** DATASET CONTENT **
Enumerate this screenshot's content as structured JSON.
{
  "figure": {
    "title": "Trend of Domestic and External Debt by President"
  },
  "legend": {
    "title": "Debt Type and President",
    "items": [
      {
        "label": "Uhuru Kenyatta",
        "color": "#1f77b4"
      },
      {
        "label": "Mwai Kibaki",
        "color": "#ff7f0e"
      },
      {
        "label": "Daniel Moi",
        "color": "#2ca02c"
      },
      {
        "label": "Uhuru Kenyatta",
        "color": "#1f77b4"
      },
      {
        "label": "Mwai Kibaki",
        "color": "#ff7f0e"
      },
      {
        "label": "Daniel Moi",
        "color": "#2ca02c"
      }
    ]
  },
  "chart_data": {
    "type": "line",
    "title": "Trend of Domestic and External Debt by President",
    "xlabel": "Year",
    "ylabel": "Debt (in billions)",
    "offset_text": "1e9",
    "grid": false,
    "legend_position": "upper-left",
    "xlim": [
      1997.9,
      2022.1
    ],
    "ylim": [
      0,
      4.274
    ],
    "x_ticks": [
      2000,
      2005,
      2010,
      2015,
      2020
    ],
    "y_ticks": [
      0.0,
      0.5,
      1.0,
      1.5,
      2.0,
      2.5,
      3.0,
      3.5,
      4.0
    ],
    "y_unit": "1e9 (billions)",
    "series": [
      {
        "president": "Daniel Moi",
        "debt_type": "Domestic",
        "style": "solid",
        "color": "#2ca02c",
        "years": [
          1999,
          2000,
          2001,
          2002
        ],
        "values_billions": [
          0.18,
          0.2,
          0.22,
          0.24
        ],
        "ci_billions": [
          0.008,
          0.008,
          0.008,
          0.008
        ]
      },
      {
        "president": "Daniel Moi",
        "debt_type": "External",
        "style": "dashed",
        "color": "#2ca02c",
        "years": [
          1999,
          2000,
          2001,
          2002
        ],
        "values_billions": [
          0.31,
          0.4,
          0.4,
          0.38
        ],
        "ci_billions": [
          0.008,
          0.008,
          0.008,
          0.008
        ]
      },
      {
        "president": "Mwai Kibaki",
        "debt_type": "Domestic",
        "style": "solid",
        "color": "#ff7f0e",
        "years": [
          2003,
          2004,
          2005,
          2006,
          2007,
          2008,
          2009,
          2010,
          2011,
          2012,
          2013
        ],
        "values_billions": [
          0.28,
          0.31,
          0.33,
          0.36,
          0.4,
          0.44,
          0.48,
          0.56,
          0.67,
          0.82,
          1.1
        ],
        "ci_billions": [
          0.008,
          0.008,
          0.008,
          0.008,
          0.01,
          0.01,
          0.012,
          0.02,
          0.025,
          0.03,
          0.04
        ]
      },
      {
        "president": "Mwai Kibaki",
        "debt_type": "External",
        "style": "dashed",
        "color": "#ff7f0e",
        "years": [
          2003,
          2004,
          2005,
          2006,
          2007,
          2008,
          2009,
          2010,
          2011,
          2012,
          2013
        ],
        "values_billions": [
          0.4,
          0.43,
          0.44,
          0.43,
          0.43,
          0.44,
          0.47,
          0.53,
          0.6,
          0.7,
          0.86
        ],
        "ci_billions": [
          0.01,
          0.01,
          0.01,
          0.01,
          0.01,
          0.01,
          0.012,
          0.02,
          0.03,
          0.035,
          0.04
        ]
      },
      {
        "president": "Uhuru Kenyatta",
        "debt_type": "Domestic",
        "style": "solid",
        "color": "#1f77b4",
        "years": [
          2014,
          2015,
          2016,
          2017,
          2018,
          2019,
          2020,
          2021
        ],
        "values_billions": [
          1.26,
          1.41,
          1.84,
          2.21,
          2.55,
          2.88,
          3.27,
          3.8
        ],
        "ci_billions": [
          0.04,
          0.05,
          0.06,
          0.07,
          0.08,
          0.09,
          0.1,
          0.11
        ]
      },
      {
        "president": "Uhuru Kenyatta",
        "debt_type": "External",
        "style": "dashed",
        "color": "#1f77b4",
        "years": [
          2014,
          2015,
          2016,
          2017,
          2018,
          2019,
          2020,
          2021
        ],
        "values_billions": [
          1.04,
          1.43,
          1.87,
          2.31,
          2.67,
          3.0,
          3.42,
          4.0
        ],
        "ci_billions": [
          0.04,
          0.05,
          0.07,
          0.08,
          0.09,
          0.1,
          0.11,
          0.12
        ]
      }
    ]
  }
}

** TASK REQUIREMENTS **
Everything in the listing above should be restated exactly.

** EXPECTED ANSWER **
Enumerate this screenshot's content as structured JSON.
{
  "figure": {
    "title": "Trend of Domestic and External Debt by President"
  },
  "legend": {
    "title": "Debt Type and President",
    "items": [
      {
        "label": "Uhuru Kenyatta",
        "color": "#1f77b4"
      },
      {
        "label": "Mwai Kibaki",
        "color": "#ff7f0e"
      },
      {
        "label": "Daniel Moi",
        "color": "#2ca02c"
      },
      {
        "label": "Uhuru Kenyatta",
        "color": "#1f77b4"
      },
      {
        "label": "Mwai Kibaki",
        "color": "#ff7f0e"
      },
      {
        "label": "Daniel Moi",
        "color": "#2ca02c"
      }
    ]
  },
  "chart_data": {
    "type": "line",
    "title": "Trend of Domestic and External Debt by President",
    "xlabel": "Year",
    "ylabel": "Debt (in billions)",
    "offset_text": "1e9",
    "grid": false,
    "legend_position": "upper-left",
    "xlim": [
      1997.9,
      2022.1
    ],
    "ylim": [
      0,
      4.274
    ],
    "x_ticks": [
      2000,
      2005,
      2010,
      2015,
      2020
    ],
    "y_ticks": [
      0.0,
      0.5,
      1.0,
      1.5,
      2.0,
      2.5,
      3.0,
      3.5,
      4.0
    ],
    "y_unit": "1e9 (billions)",
    "series": [
      {
        "president": "Daniel Moi",
        "debt_type": "Domestic",
        "style": "solid",
        "color": "#2ca02c",
        "years": [
          1999,
          2000,
          2001,
          2002
        ],
        "values_billions": [
          0.18,
          0.2,
          0.22,
          0.24
        ],
        "ci_billions": [
          0.008,
          0.008,
          0.008,
          0.008
        ]
      },
      {
        "president": "Daniel Moi",
        "debt_type": "External",
        "style": "dashed",
        "color": "#2ca02c",
        "years": [
          1999,
          2000,
          2001,
          2002
        ],
        "values_billions": [
          0.31,
          0.4,
          0.4,
          0.38
        ],
        "ci_billions": [
          0.008,
          0.008,
          0.008,
          0.008
        ]
      },
      {
        "president": "Mwai Kibaki",
        "debt_type": "Domestic",
        "style": "solid",
        "color": "#ff7f0e",
        "years": [
          2003,
          2004,
          2005,
          2006,
          2007,
          2008,
          2009,
          2010,
          2011,
          2012,
          2013
        ],
        "values_billions": [
          0.28,
          0.31,
          0.33,
          0.36,
          0.4,
          0.44,
          0.48,
          0.56,
          0.67,
          0.82,
          1.1
        ],
        "ci_billions": [
          0.008,
          0.008,
          0.008,
          0.008,
          0.01,
          0.01,
          0.012,
          0.02,
          0.025,
          0.03,
          0.04
        ]
      },
      {
        "president": "Mwai Kibaki",
        "debt_type": "External",
        "style": "dashed",
        "color": "#ff7f0e",
        "years": [
          2003,
          2004,
          2005,
          2006,
          2007,
          2008,
          2009,
          2010,
          2011,
          2012,
          2013
        ],
        "values_billions": [
          0.4,
          0.43,
          0.44,
          0.43,
          0.43,
          0.44,
          0.47,
          0.53,
          0.6,
          0.7,
          0.86
        ],
        "ci_billions": [
          0.01,
          0.01,
          0.01,
          0.01,
          0.01,
          0.01,
          0.012,
          0.02,
          0.03,
          0.035,
          0.04
        ]
      },
      {
        "president": "Uhuru Kenyatta",
        "debt_type": "Domestic",
        "style": "solid",
        "color": "#1f77b4",
        "years": [
          2014,
          2015,
          2016,
          2017,
          2018,
          2019,
          2020,
          2021
        ],
        "values_billions": [
          1.26,
          1.41,
          1.84,
          2.21,
          2.55,
          2.88,
          3.27,
          3.8
        ],
        "ci_billions": [
          0.04,
          0.05,
          0.06,
          0.07,
          0.08,
          0.09,
          0.1,
          0.11
        ]
      },
      {
        "president": "Uhuru Kenyatta",
        "debt_type": "External",
        "style": "dashed",
        "color": "#1f77b4",
        "years": [
          2014,
          2015,
          2016,
          2017,
          2018,
          2019,
          2020,
          2021
        ],
        "values_billions": [
          1.04,
          1.43,
          1.87,
          2.31,
          2.67,
          3.0,
          3.42,
          4.0
        ],
        "ci_billions": [
          0.04,
          0.05,
          0.07,
          0.08,
          0.09,
          0.1,
          0.11,
          0.12
        ]
      }
    ]
  }
}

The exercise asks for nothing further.